**SET PROBLEM**
Scan the material for the word "trực", and copy each line where it shows up.

**PROVIDED RECORDS**
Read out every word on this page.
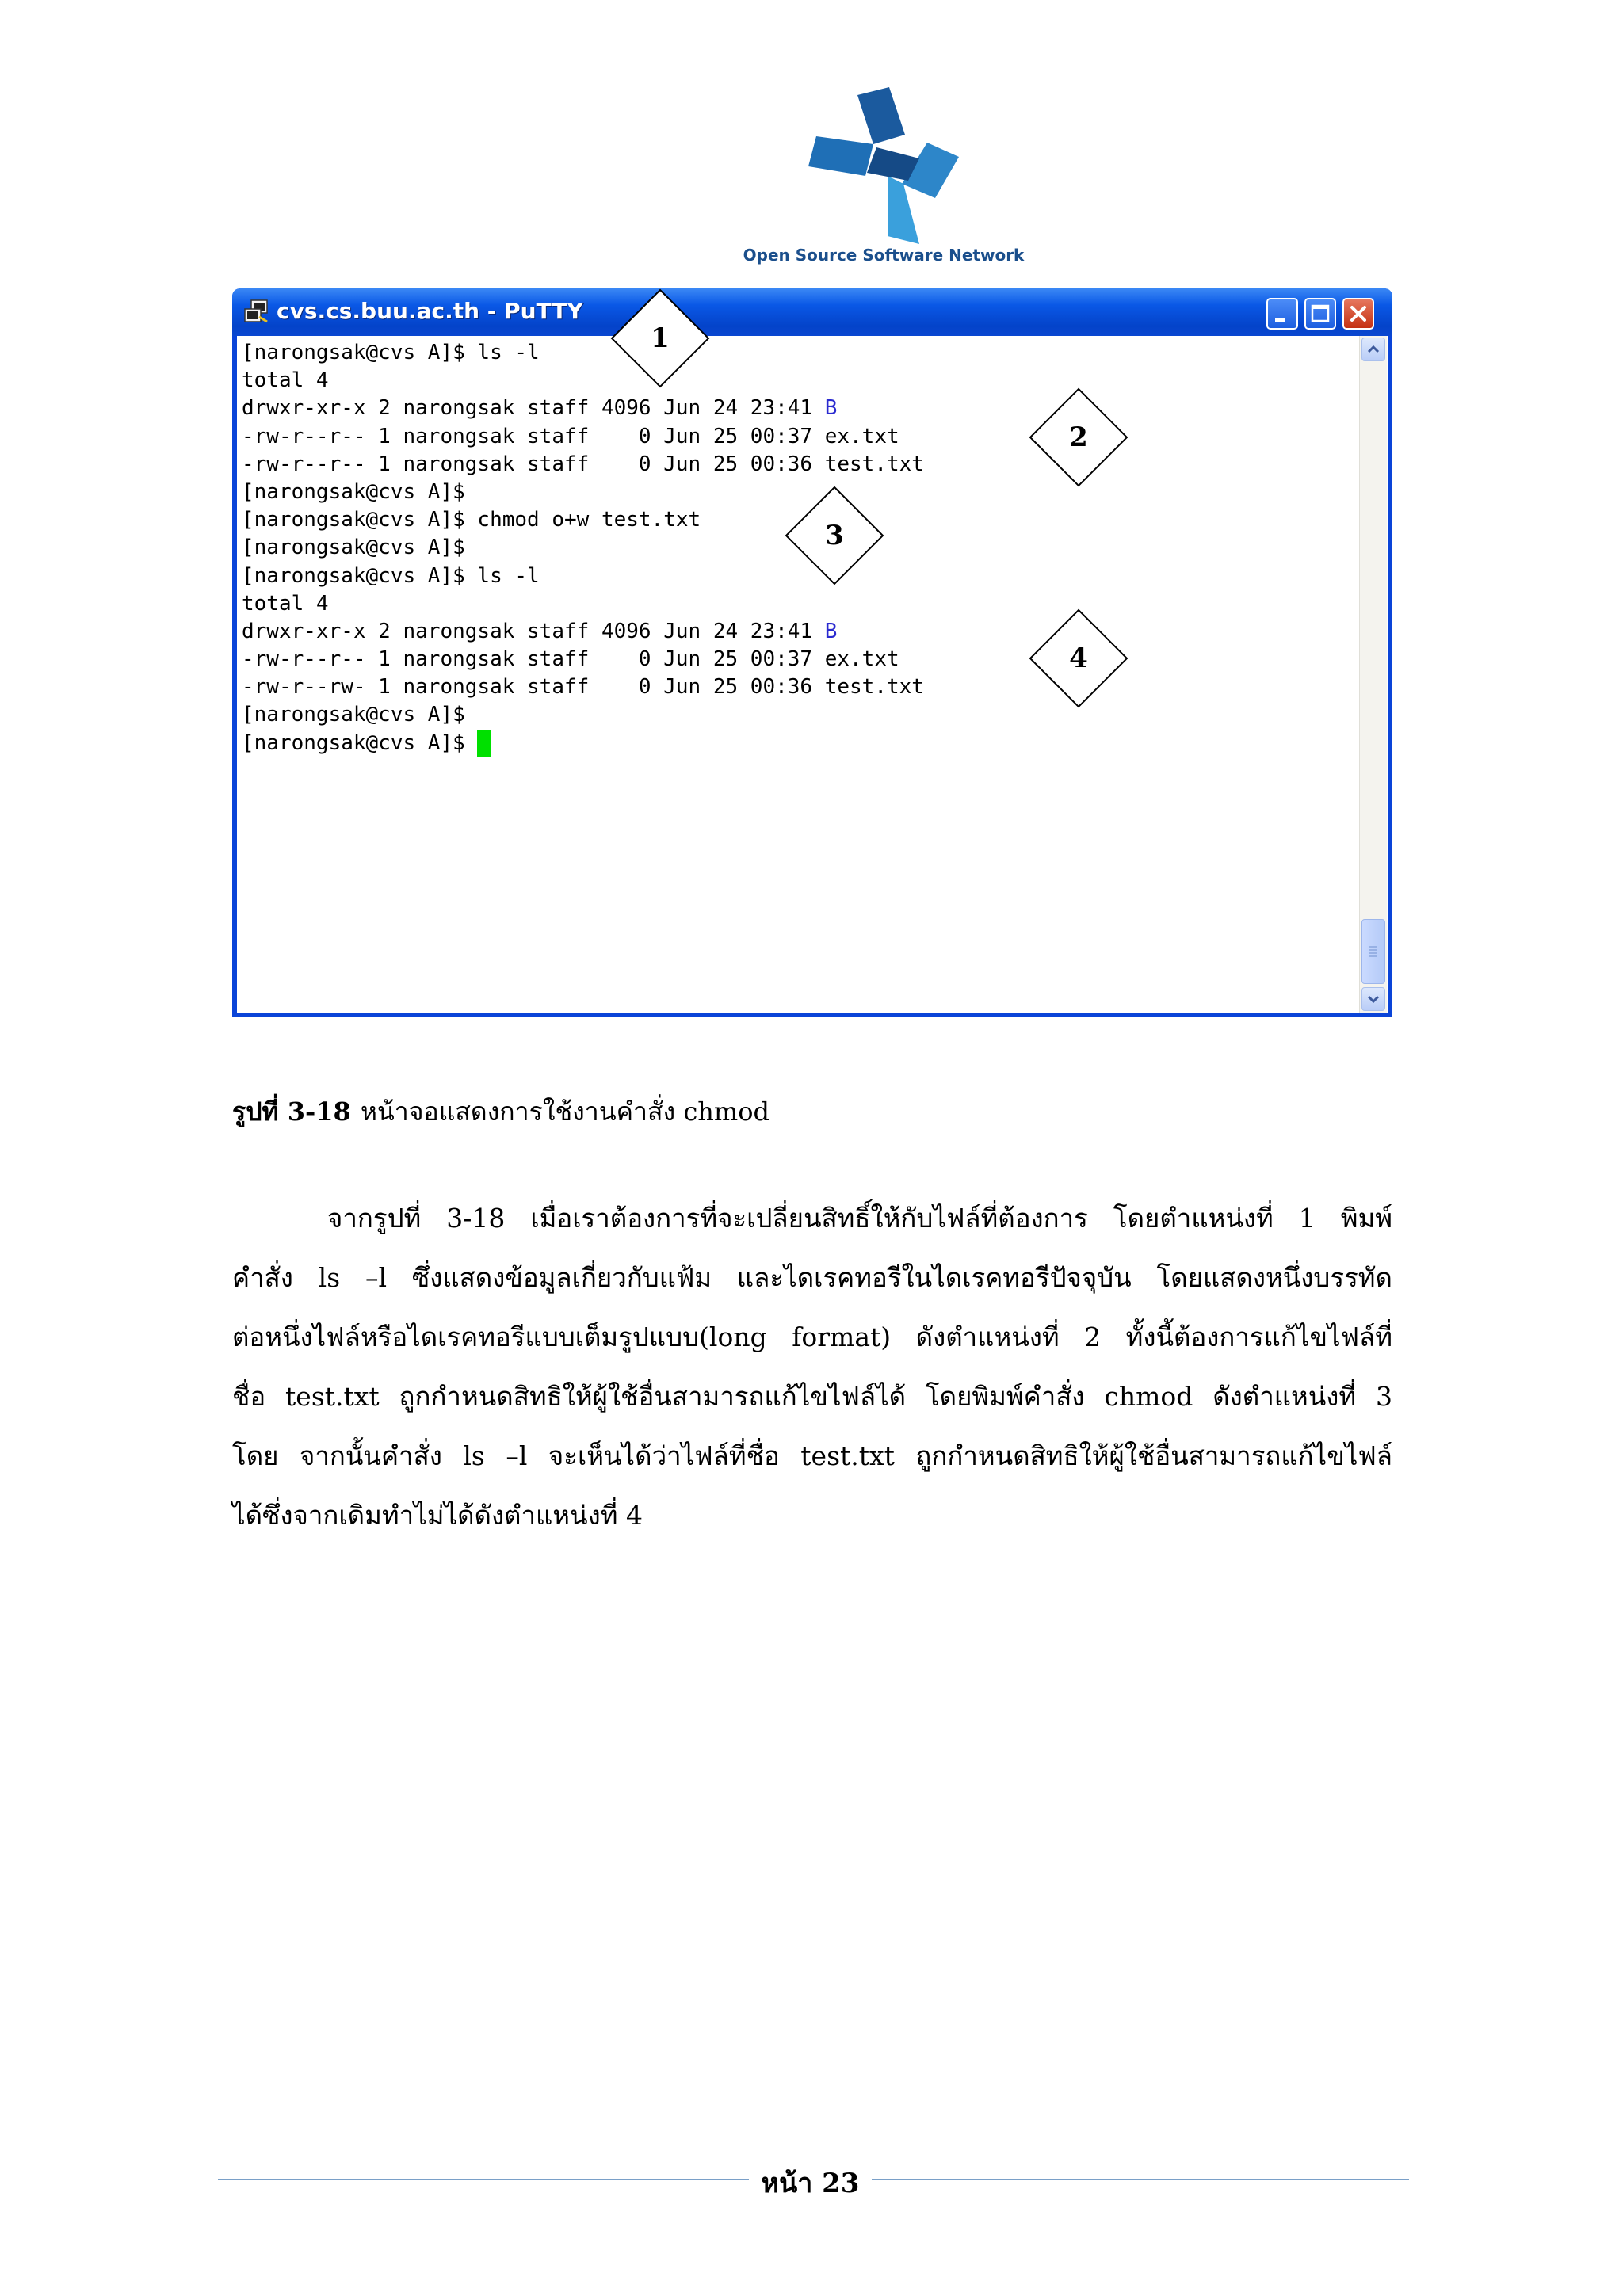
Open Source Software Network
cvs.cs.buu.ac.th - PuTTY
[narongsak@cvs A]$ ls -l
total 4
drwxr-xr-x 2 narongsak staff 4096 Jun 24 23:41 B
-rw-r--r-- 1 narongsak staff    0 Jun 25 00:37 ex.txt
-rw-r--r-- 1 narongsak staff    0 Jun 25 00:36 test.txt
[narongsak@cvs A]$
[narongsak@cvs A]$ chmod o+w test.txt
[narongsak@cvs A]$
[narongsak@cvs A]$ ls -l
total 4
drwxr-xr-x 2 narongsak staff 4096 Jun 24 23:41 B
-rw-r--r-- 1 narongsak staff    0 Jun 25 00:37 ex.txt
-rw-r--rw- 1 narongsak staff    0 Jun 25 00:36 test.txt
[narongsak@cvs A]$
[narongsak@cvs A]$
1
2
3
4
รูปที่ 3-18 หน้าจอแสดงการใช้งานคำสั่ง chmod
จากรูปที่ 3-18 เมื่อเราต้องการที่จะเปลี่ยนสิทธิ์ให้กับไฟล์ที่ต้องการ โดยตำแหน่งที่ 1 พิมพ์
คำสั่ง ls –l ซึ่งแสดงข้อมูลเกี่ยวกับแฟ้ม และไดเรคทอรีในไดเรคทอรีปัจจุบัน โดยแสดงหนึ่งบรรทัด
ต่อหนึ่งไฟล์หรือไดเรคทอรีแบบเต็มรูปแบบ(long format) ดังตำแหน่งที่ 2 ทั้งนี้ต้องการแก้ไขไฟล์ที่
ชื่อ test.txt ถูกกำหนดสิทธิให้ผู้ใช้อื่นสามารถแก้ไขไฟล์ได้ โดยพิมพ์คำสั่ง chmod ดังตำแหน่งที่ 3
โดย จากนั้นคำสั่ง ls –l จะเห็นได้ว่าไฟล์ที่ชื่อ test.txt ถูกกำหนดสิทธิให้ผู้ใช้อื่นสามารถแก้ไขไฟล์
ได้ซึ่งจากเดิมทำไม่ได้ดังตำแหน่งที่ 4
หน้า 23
--
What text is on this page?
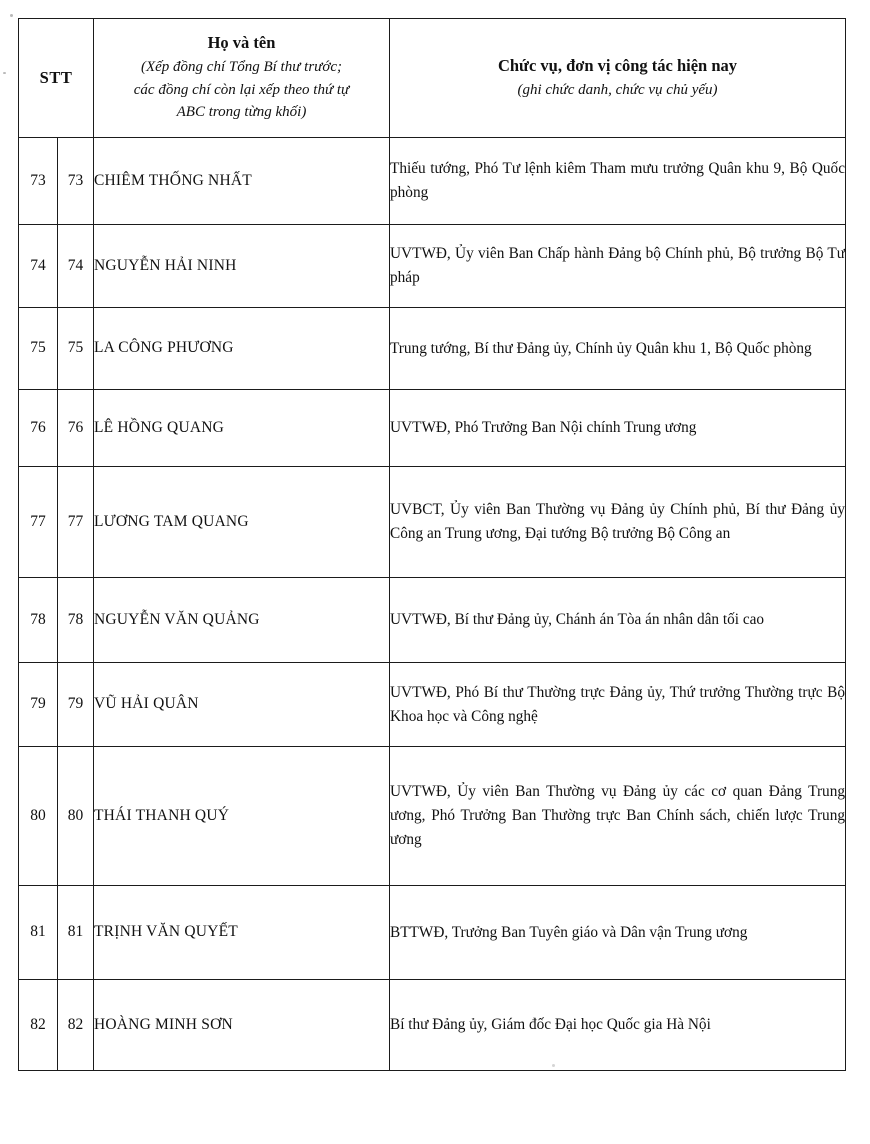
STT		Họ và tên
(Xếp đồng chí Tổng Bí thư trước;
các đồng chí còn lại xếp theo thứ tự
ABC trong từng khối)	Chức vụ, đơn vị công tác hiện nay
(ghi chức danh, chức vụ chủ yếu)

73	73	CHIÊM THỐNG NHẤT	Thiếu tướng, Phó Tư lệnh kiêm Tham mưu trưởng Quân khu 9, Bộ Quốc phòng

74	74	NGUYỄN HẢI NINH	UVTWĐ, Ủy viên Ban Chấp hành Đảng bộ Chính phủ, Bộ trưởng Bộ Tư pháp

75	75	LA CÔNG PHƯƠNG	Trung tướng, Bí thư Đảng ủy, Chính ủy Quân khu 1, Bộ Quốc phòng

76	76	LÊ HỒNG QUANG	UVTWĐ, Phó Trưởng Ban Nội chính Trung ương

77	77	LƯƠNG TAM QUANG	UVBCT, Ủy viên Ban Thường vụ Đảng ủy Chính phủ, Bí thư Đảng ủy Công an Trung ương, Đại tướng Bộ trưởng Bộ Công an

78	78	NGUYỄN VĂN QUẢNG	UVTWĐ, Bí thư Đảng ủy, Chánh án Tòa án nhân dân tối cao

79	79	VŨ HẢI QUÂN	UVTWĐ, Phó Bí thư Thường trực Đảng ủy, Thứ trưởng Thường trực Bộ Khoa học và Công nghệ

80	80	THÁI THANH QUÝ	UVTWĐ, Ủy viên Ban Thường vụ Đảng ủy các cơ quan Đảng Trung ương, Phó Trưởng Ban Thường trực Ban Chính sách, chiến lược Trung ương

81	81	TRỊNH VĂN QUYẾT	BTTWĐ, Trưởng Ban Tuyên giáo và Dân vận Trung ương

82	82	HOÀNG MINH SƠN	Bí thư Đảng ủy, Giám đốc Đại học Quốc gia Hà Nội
...
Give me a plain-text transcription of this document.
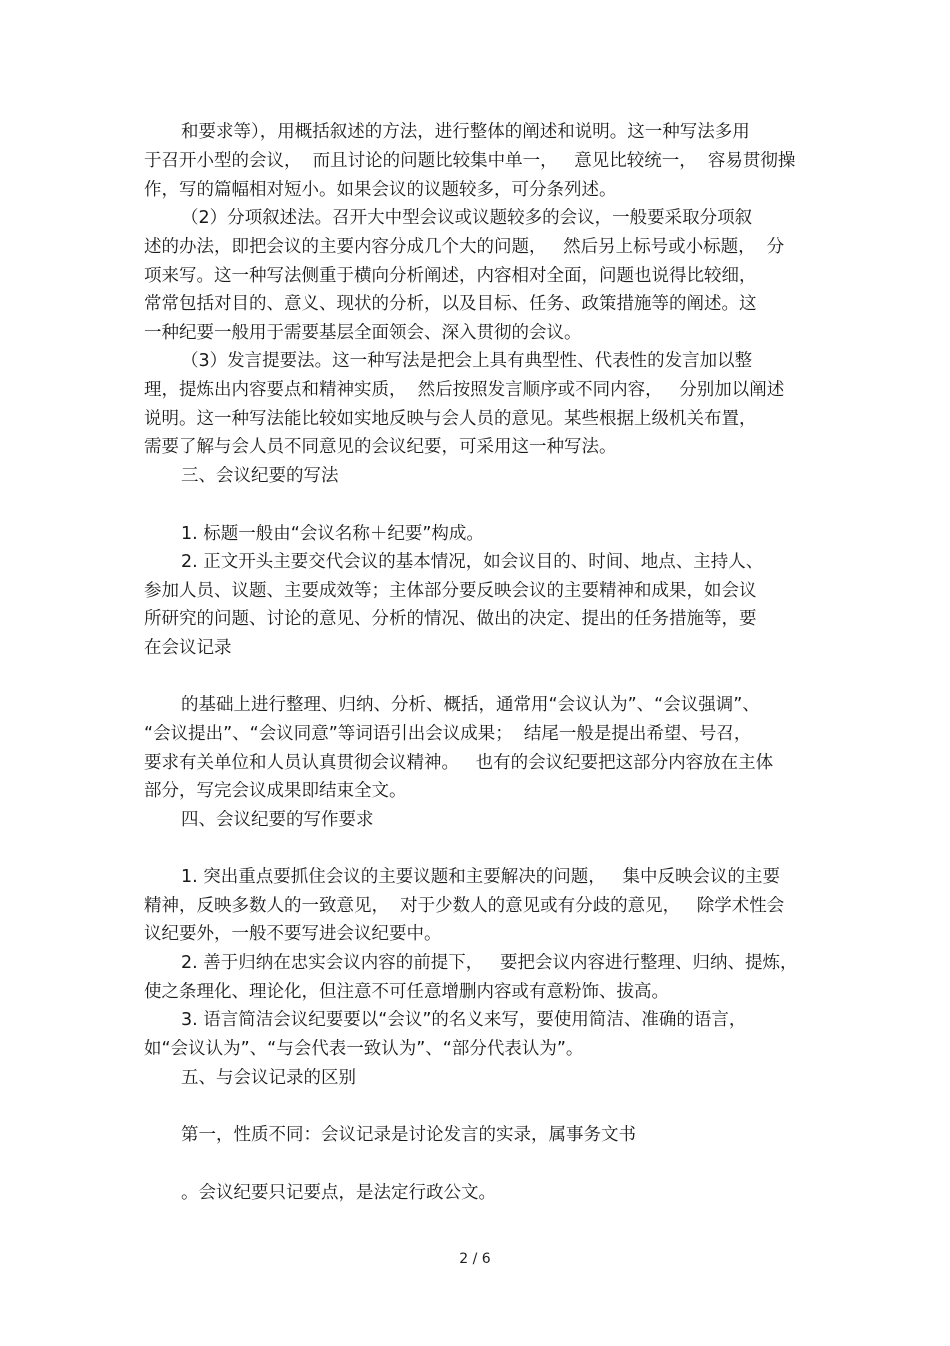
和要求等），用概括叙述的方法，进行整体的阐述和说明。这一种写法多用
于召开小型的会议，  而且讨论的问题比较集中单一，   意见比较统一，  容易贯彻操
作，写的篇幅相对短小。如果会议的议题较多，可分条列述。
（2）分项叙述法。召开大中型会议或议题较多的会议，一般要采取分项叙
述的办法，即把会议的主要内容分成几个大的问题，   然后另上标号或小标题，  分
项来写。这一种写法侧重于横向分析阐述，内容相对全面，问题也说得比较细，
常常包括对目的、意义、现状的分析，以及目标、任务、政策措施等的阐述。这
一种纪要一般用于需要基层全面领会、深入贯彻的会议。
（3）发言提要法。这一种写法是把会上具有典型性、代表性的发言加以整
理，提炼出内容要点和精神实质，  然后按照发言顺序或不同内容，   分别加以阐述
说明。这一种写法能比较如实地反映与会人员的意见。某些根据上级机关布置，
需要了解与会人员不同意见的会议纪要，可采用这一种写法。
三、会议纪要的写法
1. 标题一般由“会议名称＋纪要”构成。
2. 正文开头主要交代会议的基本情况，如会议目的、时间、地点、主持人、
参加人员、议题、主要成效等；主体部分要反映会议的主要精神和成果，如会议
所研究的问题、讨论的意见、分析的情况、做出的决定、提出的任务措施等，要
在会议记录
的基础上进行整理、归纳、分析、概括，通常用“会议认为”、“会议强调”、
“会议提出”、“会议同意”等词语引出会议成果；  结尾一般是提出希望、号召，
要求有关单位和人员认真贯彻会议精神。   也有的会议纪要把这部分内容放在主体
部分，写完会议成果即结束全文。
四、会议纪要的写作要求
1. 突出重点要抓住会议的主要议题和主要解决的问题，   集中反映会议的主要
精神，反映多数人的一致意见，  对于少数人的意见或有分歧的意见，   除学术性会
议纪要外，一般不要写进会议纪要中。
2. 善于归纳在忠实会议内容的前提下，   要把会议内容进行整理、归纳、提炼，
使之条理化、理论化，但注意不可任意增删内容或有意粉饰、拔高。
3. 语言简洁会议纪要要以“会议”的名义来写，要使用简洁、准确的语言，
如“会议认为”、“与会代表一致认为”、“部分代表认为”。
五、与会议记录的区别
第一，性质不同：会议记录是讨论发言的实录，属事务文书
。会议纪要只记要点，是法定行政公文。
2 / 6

**FULL SOLUTION**
79	79	VŨ HẢI QUÂN	UVTWĐ, Phó Bí thư Thường trực Đảng ủy, Thứ trưởng Thường trực Bộ Khoa học và Công nghệ
80	80	THÁI THANH QUÝ	UVTWĐ, Ủy viên Ban Thường vụ Đảng ủy các cơ quan Đảng Trung ương, Phó Trưởng Ban Thường trực Ban Chính sách, chiến lược Trung ương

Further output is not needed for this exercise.